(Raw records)
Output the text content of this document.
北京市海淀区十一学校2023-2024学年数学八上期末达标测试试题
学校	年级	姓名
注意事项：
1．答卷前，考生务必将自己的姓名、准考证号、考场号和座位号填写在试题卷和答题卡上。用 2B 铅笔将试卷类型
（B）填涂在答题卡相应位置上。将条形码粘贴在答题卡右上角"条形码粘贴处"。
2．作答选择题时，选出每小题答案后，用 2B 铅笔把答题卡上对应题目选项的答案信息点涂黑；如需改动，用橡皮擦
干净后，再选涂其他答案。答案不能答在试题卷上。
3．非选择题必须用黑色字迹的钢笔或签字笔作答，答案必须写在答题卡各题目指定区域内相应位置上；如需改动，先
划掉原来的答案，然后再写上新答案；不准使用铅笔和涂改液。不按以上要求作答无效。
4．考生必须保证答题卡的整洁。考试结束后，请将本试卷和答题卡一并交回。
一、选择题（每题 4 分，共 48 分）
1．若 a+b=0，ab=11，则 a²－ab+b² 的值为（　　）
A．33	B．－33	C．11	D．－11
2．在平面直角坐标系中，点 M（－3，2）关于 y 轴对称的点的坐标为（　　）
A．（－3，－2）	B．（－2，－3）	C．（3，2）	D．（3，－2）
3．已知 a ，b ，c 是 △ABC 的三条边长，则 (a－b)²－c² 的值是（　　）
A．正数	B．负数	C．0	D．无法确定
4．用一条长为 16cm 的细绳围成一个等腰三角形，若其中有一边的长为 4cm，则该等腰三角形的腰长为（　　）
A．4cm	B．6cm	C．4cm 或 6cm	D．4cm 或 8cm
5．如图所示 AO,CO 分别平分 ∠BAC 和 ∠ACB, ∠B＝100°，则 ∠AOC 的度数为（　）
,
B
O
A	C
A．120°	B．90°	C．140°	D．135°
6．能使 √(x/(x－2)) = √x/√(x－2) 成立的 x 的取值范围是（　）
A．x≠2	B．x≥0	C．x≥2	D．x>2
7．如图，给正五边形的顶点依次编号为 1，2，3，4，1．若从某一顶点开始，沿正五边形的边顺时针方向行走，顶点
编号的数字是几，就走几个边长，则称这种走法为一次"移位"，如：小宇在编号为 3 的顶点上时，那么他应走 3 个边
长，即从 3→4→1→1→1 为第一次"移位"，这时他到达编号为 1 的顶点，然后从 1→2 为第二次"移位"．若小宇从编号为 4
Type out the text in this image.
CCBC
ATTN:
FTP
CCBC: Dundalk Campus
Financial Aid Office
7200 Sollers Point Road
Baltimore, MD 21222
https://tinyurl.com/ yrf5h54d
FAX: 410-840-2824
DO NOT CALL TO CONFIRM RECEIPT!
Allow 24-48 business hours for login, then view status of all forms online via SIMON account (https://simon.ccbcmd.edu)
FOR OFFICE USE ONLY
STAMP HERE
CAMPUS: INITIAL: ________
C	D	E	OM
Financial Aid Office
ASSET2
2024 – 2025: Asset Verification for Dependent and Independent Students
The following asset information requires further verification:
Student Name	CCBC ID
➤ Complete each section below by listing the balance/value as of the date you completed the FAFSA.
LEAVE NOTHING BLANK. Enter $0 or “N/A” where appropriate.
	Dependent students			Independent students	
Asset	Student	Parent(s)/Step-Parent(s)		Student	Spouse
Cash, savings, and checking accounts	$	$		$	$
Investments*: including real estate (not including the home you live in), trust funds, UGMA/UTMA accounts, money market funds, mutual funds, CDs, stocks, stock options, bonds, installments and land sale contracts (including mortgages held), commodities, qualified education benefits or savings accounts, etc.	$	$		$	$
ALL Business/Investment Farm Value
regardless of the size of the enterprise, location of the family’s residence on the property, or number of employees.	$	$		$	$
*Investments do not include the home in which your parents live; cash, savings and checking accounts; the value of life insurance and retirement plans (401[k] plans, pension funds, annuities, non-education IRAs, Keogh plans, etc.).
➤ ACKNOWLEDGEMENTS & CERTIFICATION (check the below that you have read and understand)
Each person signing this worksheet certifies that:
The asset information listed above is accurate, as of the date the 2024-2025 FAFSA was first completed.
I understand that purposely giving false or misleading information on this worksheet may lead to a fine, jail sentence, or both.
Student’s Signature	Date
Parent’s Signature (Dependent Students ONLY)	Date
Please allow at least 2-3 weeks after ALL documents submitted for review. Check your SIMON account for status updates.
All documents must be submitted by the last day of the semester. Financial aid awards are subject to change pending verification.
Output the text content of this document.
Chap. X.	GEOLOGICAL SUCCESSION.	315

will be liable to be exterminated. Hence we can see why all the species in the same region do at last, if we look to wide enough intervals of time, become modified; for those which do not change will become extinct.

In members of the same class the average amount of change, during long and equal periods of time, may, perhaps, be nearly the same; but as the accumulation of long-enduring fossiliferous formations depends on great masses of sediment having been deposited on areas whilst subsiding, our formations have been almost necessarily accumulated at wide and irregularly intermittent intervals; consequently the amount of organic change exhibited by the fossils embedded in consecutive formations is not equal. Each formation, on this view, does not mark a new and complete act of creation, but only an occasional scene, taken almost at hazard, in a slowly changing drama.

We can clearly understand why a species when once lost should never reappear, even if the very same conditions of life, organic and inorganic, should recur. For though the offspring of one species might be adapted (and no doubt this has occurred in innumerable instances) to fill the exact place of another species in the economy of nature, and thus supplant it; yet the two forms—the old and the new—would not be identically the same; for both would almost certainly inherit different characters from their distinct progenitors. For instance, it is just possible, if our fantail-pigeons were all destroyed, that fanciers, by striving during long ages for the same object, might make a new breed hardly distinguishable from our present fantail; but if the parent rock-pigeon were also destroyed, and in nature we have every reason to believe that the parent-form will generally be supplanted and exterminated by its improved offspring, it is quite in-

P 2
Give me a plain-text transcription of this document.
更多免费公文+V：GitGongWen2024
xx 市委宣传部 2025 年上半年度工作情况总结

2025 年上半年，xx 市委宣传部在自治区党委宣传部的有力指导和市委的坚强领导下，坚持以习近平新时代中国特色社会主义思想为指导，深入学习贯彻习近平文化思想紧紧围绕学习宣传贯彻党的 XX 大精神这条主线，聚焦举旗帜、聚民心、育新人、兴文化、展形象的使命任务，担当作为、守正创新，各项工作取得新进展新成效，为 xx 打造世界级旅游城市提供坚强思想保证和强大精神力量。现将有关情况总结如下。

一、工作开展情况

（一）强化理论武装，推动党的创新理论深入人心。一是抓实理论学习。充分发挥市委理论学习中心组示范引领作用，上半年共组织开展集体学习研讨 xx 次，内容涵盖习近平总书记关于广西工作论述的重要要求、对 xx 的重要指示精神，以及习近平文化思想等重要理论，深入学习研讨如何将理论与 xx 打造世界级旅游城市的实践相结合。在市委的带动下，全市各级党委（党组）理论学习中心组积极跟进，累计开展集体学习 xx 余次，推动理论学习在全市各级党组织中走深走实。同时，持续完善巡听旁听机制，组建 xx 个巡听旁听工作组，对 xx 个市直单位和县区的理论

## What is needed
Restate every record exactly, leaving nothing out.

## Result
Output the text content of this document.
北京市海淀区十一学校2023-2024学年数学八上期末达标测试试题
学校	年级	姓名
注意事项：
1．答卷前，考生务必将自己的姓名、准考证号、考场号和座位号填写在试题卷和答题卡上。用 2B 铅笔将试卷类型
（B）填涂在答题卡相应位置上。将条形码粘贴在答题卡右上角"条形码粘贴处"。
2．作答选择题时，选出每小题答案后，用 2B 铅笔把答题卡上对应题目选项的答案信息点涂黑；如需改动，用橡皮擦
干净后，再选涂其他答案。答案不能答在试题卷上。
3．非选择题必须用黑色字迹的钢笔或签字笔作答，答案必须写在答题卡各题目指定区域内相应位置上；如需改动，先
划掉原来的答案，然后再写上新答案；不准使用铅笔和涂改液。不按以上要求作答无效。
4．考生必须保证答题卡的整洁。考试结束后，请将本试卷和答题卡一并交回。
一、选择题（每题 4 分，共 48 分）
1．若 a+b=0，ab=11，则 a²－ab+b² 的值为（　　）
A．33	B．－33	C．11	D．－11
2．在平面直角坐标系中，点 M（－3，2）关于 y 轴对称的点的坐标为（　　）
A．（－3，－2）	B．（－2，－3）	C．（3，2）	D．（3，－2）
3．已知 a ，b ，c 是 △ABC 的三条边长，则 (a－b)²－c² 的值是（　　）
A．正数	B．负数	C．0	D．无法确定
4．用一条长为 16cm 的细绳围成一个等腰三角形，若其中有一边的长为 4cm，则该等腰三角形的腰长为（　　）
A．4cm	B．6cm	C．4cm 或 6cm	D．4cm 或 8cm
5．如图所示 AO,CO 分别平分 ∠BAC 和 ∠ACB, ∠B＝100°，则 ∠AOC 的度数为（　）
,
B
O
A	C
A．120°	B．90°	C．140°	D．135°
6．能使 √(x/(x－2)) = √x/√(x－2) 成立的 x 的取值范围是（　）
A．x≠2	B．x≥0	C．x≥2	D．x>2
7．如图，给正五边形的顶点依次编号为 1，2，3，4，1．若从某一顶点开始，沿正五边形的边顺时针方向行走，顶点
编号的数字是几，就走几个边长，则称这种走法为一次"移位"，如：小宇在编号为 3 的顶点上时，那么他应走 3 个边
长，即从 3→4→1→1→1 为第一次"移位"，这时他到达编号为 1 的顶点，然后从 1→2 为第二次"移位"．若小宇从编号为 4
Type out the text in this image.
CCBC
ATTN:
FTP
CCBC: Dundalk Campus
Financial Aid Office
7200 Sollers Point Road
Baltimore, MD 21222
https://tinyurl.com/ yrf5h54d
FAX: 410-840-2824
DO NOT CALL TO CONFIRM RECEIPT!
Allow 24-48 business hours for login, then view status of all forms online via SIMON account (https://simon.ccbcmd.edu)
FOR OFFICE USE ONLY
STAMP HERE
CAMPUS: INITIAL: ________
C	D	E	OM
Financial Aid Office
ASSET2
2024 – 2025: Asset Verification for Dependent and Independent Students
The following asset information requires further verification:
Student Name	CCBC ID
➤ Complete each section below by listing the balance/value as of the date you completed the FAFSA.
LEAVE NOTHING BLANK. Enter $0 or “N/A” where appropriate.
	Dependent students			Independent students	
Asset	Student	Parent(s)/Step-Parent(s)		Student	Spouse
Cash, savings, and checking accounts	$	$		$	$
Investments*: including real estate (not including the home you live in), trust funds, UGMA/UTMA accounts, money market funds, mutual funds, CDs, stocks, stock options, bonds, installments and land sale contracts (including mortgages held), commodities, qualified education benefits or savings accounts, etc.	$	$		$	$
ALL Business/Investment Farm Value
regardless of the size of the enterprise, location of the family’s residence on the property, or number of employees.	$	$		$	$
*Investments do not include the home in which your parents live; cash, savings and checking accounts; the value of life insurance and retirement plans (401[k] plans, pension funds, annuities, non-education IRAs, Keogh plans, etc.).
➤ ACKNOWLEDGEMENTS & CERTIFICATION (check the below that you have read and understand)
Each person signing this worksheet certifies that:
The asset information listed above is accurate, as of the date the 2024-2025 FAFSA was first completed.
I understand that purposely giving false or misleading information on this worksheet may lead to a fine, jail sentence, or both.
Student’s Signature	Date
Parent’s Signature (Dependent Students ONLY)	Date
Please allow at least 2-3 weeks after ALL documents submitted for review. Check your SIMON account for status updates.
All documents must be submitted by the last day of the semester. Financial aid awards are subject to change pending verification.
Output the text content of this document.
Chap. X.	GEOLOGICAL SUCCESSION.	315

will be liable to be exterminated. Hence we can see why all the species in the same region do at last, if we look to wide enough intervals of time, become modified; for those which do not change will become extinct.

In members of the same class the average amount of change, during long and equal periods of time, may, perhaps, be nearly the same; but as the accumulation of long-enduring fossiliferous formations depends on great masses of sediment having been deposited on areas whilst subsiding, our formations have been almost necessarily accumulated at wide and irregularly intermittent intervals; consequently the amount of organic change exhibited by the fossils embedded in consecutive formations is not equal. Each formation, on this view, does not mark a new and complete act of creation, but only an occasional scene, taken almost at hazard, in a slowly changing drama.

We can clearly understand why a species when once lost should never reappear, even if the very same conditions of life, organic and inorganic, should recur. For though the offspring of one species might be adapted (and no doubt this has occurred in innumerable instances) to fill the exact place of another species in the economy of nature, and thus supplant it; yet the two forms—the old and the new—would not be identically the same; for both would almost certainly inherit different characters from their distinct progenitors. For instance, it is just possible, if our fantail-pigeons were all destroyed, that fanciers, by striving during long ages for the same object, might make a new breed hardly distinguishable from our present fantail; but if the parent rock-pigeon were also destroyed, and in nature we have every reason to believe that the parent-form will generally be supplanted and exterminated by its improved offspring, it is quite in-

P 2
Give me a plain-text transcription of this document.
更多免费公文+V：GitGongWen2024
xx 市委宣传部 2025 年上半年度工作情况总结

2025 年上半年，xx 市委宣传部在自治区党委宣传部的有力指导和市委的坚强领导下，坚持以习近平新时代中国特色社会主义思想为指导，深入学习贯彻习近平文化思想紧紧围绕学习宣传贯彻党的 XX 大精神这条主线，聚焦举旗帜、聚民心、育新人、兴文化、展形象的使命任务，担当作为、守正创新，各项工作取得新进展新成效，为 xx 打造世界级旅游城市提供坚强思想保证和强大精神力量。现将有关情况总结如下。

一、工作开展情况

（一）强化理论武装，推动党的创新理论深入人心。一是抓实理论学习。充分发挥市委理论学习中心组示范引领作用，上半年共组织开展集体学习研讨 xx 次，内容涵盖习近平总书记关于广西工作论述的重要要求、对 xx 的重要指示精神，以及习近平文化思想等重要理论，深入学习研讨如何将理论与 xx 打造世界级旅游城市的实践相结合。在市委的带动下，全市各级党委（党组）理论学习中心组积极跟进，累计开展集体学习 xx 余次，推动理论学习在全市各级党组织中走深走实。同时，持续完善巡听旁听机制，组建 xx 个巡听旁听工作组，对 xx 个市直单位和县区的理论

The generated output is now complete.